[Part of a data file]
- - - -

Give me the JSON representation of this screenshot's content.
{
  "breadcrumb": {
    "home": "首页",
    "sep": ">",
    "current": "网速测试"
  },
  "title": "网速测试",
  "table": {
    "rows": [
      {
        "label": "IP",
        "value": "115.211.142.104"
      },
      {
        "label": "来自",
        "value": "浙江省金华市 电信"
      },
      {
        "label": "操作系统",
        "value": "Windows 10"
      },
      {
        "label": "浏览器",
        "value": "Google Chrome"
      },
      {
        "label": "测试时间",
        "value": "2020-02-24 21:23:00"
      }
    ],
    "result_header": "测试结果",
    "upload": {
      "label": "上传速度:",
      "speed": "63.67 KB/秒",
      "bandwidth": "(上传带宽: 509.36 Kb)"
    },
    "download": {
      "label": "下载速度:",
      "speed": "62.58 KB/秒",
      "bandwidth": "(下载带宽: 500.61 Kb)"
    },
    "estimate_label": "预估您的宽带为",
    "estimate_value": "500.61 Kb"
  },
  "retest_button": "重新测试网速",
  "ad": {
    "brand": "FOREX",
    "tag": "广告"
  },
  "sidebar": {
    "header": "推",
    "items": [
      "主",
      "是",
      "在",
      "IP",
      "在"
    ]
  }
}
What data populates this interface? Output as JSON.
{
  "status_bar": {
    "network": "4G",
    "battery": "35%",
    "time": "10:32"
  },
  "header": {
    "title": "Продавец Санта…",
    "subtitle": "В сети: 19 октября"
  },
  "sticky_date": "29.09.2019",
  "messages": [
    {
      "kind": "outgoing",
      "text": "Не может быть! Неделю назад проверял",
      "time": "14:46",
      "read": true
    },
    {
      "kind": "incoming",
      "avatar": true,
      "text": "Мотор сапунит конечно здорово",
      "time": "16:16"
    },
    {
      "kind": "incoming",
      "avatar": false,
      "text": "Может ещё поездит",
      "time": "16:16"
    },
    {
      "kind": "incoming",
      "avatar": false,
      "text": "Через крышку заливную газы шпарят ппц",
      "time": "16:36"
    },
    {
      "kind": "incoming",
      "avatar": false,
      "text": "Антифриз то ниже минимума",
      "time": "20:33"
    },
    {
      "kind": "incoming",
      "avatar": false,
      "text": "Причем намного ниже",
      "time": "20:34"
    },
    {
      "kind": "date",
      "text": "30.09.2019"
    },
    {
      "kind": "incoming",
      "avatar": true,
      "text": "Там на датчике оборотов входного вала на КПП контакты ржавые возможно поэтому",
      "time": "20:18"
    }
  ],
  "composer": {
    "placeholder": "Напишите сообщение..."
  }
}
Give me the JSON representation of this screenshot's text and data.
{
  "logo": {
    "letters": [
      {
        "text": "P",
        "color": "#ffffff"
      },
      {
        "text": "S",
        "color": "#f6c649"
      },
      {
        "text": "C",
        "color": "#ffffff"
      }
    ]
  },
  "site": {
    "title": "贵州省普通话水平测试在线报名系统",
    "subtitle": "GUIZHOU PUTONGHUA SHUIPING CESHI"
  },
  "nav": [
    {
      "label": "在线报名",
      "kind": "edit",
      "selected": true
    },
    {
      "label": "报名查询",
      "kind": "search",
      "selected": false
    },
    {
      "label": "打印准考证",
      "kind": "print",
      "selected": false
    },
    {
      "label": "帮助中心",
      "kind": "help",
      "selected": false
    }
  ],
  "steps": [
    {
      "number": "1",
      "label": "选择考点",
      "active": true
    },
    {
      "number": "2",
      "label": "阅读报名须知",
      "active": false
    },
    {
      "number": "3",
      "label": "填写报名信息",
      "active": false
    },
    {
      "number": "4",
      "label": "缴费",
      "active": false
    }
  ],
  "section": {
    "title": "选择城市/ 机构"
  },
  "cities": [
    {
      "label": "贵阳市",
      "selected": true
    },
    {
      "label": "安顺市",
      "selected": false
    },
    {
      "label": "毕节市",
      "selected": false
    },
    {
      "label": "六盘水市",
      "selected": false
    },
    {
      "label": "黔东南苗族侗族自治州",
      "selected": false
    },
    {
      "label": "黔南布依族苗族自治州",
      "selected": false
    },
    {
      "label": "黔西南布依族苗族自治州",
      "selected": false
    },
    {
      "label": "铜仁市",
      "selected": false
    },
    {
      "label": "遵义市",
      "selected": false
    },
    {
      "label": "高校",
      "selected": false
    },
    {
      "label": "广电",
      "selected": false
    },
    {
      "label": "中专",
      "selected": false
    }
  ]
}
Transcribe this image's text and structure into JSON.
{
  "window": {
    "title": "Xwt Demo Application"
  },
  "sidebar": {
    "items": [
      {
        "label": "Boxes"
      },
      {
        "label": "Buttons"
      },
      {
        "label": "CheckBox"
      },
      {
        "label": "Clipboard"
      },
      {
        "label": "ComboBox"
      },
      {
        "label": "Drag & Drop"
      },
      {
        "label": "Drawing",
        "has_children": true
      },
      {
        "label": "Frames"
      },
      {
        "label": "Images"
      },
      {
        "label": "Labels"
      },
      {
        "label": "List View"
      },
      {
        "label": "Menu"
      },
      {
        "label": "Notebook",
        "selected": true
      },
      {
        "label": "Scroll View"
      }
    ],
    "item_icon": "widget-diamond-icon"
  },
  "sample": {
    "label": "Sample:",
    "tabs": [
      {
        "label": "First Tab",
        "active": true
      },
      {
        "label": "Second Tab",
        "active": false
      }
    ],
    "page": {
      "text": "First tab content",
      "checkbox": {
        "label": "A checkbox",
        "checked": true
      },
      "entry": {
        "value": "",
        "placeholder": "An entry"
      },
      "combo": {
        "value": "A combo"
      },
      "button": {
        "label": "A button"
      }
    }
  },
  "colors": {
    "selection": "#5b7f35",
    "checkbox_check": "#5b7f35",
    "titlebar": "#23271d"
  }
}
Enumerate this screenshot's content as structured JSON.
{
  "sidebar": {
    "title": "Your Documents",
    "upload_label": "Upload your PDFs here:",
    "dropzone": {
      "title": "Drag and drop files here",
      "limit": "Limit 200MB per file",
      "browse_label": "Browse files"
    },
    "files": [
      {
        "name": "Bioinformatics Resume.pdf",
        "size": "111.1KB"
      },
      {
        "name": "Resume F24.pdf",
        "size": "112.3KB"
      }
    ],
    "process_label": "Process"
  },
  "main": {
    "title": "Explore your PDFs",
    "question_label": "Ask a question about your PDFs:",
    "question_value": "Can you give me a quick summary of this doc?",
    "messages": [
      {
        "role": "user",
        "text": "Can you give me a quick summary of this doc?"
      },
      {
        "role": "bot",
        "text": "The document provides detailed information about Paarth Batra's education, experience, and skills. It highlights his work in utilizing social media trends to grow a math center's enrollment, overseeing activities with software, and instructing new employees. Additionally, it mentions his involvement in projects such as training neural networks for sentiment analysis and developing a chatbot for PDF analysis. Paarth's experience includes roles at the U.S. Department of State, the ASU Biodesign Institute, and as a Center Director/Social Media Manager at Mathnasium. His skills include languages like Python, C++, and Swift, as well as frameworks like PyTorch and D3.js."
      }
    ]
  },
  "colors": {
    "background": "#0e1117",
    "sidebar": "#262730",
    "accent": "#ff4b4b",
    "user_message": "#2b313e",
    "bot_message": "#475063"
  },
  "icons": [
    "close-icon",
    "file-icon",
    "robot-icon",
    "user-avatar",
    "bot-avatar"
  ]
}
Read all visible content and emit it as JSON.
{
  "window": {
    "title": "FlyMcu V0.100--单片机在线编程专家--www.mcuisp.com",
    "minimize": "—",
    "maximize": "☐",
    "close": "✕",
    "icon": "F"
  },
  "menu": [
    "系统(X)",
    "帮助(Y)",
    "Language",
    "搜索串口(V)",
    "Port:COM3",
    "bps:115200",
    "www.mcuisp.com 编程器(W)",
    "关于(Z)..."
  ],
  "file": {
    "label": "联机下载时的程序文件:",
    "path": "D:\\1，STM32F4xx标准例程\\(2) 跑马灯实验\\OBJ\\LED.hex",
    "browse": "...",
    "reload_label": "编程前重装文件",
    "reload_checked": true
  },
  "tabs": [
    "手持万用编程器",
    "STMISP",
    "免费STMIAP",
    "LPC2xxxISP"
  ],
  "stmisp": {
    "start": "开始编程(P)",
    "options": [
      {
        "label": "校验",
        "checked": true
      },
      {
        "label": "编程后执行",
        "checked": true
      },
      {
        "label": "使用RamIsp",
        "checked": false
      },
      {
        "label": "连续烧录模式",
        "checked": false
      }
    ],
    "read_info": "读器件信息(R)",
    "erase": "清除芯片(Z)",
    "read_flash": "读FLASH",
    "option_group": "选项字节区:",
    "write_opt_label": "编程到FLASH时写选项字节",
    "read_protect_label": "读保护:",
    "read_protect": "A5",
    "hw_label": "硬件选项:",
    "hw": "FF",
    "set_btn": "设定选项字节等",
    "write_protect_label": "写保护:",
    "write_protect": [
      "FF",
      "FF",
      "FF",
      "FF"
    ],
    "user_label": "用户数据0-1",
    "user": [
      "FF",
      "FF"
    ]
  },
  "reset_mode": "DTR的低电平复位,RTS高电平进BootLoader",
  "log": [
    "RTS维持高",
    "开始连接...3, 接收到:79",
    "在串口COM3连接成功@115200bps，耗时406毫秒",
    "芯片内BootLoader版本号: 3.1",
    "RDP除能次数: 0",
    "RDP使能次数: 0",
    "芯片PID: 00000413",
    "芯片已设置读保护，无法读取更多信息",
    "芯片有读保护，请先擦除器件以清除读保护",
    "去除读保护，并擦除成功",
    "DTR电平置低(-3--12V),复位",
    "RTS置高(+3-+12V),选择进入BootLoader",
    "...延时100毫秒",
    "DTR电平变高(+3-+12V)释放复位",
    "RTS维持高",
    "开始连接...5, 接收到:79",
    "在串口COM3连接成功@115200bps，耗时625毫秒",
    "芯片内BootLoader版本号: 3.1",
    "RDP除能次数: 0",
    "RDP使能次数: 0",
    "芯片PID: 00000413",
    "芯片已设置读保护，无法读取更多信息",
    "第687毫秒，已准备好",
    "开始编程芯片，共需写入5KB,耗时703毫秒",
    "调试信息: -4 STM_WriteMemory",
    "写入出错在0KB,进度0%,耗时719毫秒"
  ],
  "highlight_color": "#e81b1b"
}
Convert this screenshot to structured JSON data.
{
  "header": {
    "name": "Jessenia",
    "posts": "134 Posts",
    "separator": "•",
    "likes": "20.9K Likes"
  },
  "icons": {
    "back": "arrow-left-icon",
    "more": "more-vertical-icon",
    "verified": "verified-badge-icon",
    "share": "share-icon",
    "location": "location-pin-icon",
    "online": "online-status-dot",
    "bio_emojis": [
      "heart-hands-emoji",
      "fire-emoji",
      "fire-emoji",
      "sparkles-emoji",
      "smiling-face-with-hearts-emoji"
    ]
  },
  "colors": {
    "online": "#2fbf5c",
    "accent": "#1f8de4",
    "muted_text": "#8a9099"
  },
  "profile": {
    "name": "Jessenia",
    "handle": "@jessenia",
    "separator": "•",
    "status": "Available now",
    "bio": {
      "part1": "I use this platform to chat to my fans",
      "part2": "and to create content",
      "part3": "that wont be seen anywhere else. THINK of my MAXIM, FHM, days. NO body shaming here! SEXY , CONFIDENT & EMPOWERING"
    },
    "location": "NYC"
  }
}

- - - -

• **What this task involves**
The lines to collect are those holding the string "placeholder"; copy them all.

• **Completed exercise**
    "placeholder": "Напишите сообщение..."
        "placeholder": "An entry"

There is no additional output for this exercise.